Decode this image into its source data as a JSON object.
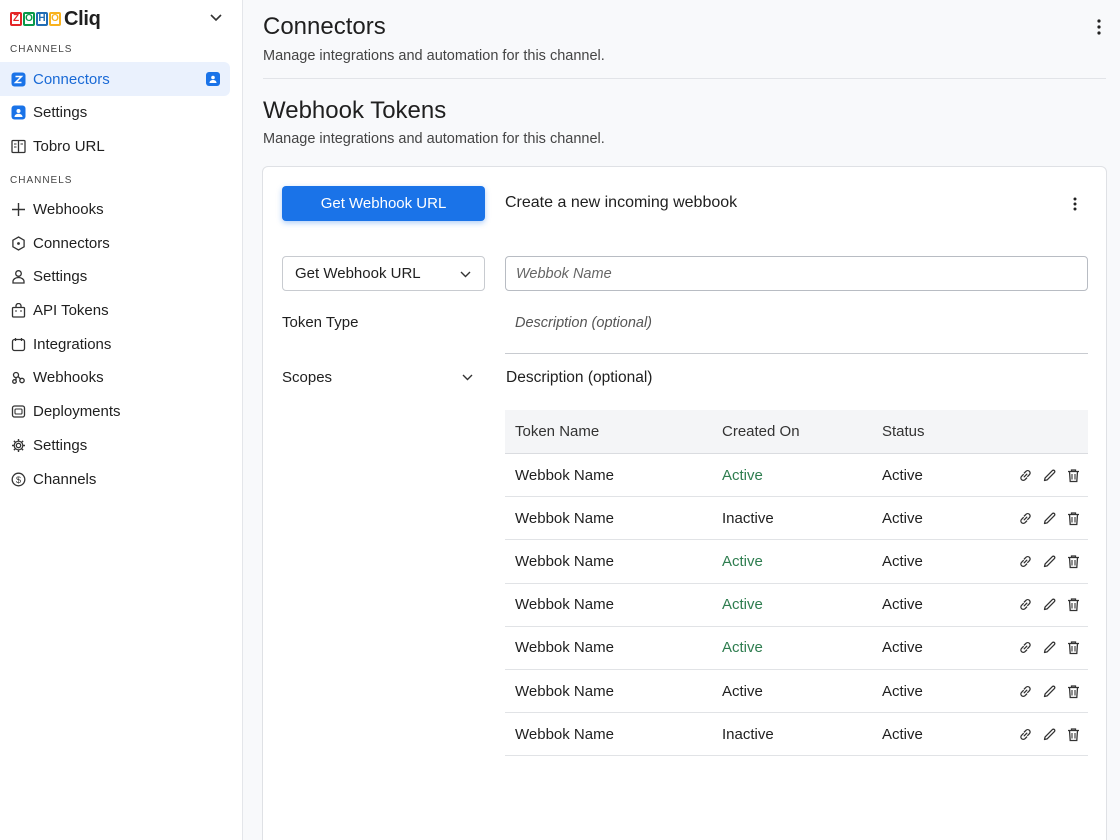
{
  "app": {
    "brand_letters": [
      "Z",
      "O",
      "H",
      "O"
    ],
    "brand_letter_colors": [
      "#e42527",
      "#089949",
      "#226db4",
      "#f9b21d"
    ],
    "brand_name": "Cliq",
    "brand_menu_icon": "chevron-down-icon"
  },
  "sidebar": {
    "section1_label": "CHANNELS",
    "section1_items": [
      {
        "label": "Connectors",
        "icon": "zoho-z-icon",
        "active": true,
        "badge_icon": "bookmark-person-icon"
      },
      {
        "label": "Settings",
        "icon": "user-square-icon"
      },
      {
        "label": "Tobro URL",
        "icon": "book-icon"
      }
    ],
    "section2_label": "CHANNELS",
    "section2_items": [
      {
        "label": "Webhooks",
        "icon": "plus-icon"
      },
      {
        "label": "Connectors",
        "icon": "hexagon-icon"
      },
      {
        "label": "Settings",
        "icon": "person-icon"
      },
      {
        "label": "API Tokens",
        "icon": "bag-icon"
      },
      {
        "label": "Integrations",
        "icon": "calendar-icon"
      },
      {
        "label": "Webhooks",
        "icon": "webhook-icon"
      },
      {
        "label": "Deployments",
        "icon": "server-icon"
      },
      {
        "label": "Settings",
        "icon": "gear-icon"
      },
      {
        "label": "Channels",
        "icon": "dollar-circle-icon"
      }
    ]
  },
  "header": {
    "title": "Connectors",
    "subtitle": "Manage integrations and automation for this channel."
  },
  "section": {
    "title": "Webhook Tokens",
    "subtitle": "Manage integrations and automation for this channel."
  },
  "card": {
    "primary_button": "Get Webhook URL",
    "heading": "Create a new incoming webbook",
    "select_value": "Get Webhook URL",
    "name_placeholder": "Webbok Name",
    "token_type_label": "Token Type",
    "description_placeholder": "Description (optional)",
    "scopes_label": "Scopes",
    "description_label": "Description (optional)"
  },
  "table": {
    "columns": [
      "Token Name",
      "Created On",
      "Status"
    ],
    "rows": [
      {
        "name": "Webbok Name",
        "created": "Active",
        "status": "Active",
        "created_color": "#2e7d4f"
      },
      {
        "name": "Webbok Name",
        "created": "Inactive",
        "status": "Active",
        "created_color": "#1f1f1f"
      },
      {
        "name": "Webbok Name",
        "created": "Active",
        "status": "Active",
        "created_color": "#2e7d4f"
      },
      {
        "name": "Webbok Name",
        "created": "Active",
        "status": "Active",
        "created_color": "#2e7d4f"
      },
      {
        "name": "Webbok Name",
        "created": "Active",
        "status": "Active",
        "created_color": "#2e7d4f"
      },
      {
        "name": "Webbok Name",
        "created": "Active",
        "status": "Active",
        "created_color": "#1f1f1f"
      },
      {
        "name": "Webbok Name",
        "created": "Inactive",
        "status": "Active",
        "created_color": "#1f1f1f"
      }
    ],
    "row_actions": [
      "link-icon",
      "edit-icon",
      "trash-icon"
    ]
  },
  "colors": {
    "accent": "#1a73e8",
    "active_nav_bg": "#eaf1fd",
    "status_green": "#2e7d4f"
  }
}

---

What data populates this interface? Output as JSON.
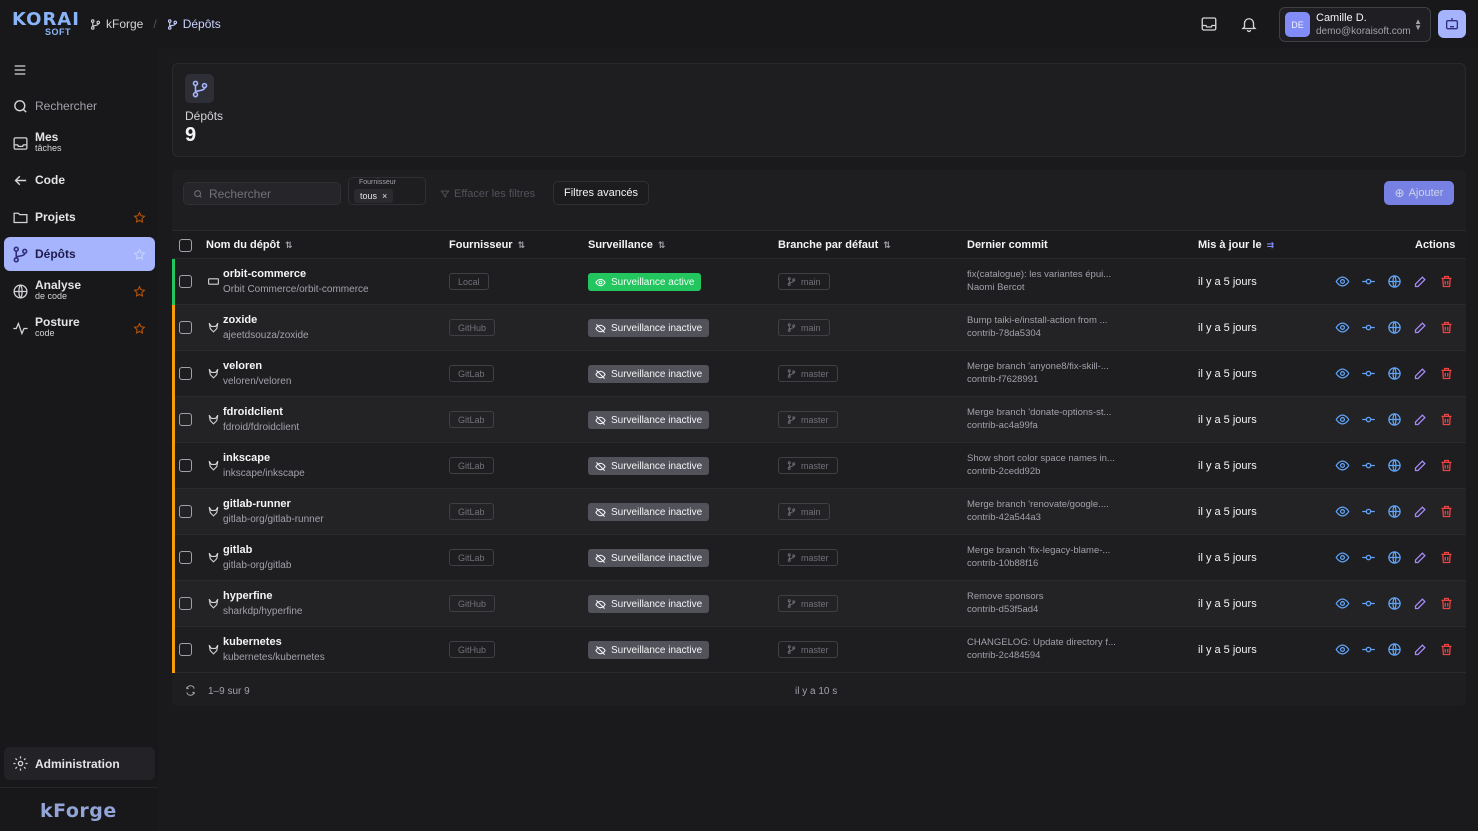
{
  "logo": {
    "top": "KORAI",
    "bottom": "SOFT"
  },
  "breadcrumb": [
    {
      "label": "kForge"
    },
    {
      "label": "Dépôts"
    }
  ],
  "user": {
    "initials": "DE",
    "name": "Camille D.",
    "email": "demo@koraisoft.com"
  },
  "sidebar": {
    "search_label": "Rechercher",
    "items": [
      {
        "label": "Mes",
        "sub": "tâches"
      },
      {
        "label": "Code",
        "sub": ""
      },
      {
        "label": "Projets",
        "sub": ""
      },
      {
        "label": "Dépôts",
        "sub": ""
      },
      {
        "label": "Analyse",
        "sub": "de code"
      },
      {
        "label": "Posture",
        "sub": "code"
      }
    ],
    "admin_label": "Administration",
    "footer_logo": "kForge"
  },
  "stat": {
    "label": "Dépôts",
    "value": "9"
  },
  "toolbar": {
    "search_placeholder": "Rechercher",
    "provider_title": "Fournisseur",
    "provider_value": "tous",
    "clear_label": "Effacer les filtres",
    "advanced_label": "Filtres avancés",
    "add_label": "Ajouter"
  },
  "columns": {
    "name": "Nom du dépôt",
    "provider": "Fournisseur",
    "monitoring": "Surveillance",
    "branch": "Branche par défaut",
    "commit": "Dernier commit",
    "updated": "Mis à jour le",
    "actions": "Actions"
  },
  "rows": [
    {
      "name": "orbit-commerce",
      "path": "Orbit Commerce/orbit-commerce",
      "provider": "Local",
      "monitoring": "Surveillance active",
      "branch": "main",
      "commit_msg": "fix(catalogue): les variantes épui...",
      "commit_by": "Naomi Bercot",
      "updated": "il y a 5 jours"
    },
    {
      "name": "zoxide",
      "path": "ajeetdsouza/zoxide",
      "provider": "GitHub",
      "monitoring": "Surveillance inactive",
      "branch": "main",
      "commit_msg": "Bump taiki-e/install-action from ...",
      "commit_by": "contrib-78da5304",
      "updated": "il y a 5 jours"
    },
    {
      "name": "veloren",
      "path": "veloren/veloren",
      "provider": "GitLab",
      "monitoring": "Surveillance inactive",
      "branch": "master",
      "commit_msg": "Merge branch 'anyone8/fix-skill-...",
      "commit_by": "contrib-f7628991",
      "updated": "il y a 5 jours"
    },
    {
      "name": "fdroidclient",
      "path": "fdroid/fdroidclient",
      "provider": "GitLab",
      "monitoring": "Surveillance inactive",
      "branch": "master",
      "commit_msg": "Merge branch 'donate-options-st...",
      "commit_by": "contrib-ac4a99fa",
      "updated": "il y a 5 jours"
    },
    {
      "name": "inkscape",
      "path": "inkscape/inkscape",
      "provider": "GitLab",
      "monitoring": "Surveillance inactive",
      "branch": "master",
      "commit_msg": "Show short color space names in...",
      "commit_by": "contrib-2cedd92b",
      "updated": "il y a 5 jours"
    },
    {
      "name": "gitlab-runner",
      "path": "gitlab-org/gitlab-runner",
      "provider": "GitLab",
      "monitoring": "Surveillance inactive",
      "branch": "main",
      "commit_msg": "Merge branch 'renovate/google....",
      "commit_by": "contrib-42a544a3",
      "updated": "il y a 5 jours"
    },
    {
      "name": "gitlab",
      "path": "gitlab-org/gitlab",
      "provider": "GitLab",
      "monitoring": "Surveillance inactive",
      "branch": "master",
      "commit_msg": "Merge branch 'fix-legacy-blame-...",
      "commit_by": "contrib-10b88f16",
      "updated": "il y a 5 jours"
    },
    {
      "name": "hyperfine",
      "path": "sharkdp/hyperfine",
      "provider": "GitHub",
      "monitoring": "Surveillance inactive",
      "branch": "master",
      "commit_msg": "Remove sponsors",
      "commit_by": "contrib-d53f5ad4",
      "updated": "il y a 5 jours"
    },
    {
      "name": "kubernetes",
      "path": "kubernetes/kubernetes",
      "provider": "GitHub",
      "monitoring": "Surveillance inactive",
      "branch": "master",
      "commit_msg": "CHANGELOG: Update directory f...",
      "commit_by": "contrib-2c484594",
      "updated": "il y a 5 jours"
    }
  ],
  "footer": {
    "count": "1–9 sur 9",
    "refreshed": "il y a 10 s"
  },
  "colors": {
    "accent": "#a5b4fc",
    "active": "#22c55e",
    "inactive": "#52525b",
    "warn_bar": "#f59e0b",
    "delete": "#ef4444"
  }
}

> _Direction_: From the records above, copy every line that holds the word "JSON".

> _The answer_:
Decode this image into its source data as a JSON object.
What data populates this interface? Output as JSON.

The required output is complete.